Extracted records:
● ● ● ● ● ● ●
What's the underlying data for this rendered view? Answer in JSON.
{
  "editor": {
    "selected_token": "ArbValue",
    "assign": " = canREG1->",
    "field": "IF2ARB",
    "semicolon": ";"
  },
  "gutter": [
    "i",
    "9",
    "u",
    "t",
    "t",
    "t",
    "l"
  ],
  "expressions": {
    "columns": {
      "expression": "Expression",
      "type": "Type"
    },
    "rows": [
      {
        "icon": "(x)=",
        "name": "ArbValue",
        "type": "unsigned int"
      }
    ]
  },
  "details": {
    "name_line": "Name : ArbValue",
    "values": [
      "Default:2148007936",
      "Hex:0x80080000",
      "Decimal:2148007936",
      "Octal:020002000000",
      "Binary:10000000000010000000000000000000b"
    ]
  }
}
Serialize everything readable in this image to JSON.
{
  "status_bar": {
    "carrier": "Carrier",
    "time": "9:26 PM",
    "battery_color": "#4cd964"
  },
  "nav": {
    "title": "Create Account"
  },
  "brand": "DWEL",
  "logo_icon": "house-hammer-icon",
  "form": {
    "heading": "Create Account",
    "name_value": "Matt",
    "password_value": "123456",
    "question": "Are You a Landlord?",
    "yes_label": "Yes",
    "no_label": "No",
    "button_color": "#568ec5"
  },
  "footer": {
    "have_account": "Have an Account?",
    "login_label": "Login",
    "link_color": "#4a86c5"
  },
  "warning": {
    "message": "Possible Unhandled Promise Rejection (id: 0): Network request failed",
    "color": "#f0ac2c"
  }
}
● ● ● ● ● ● ●
Take every line above carrying "JSON" and return it.

- _ANSWER FOR THE TASK_
What's the underlying data for this rendered view? Answer in JSON.
Serialize everything readable in this image to JSON.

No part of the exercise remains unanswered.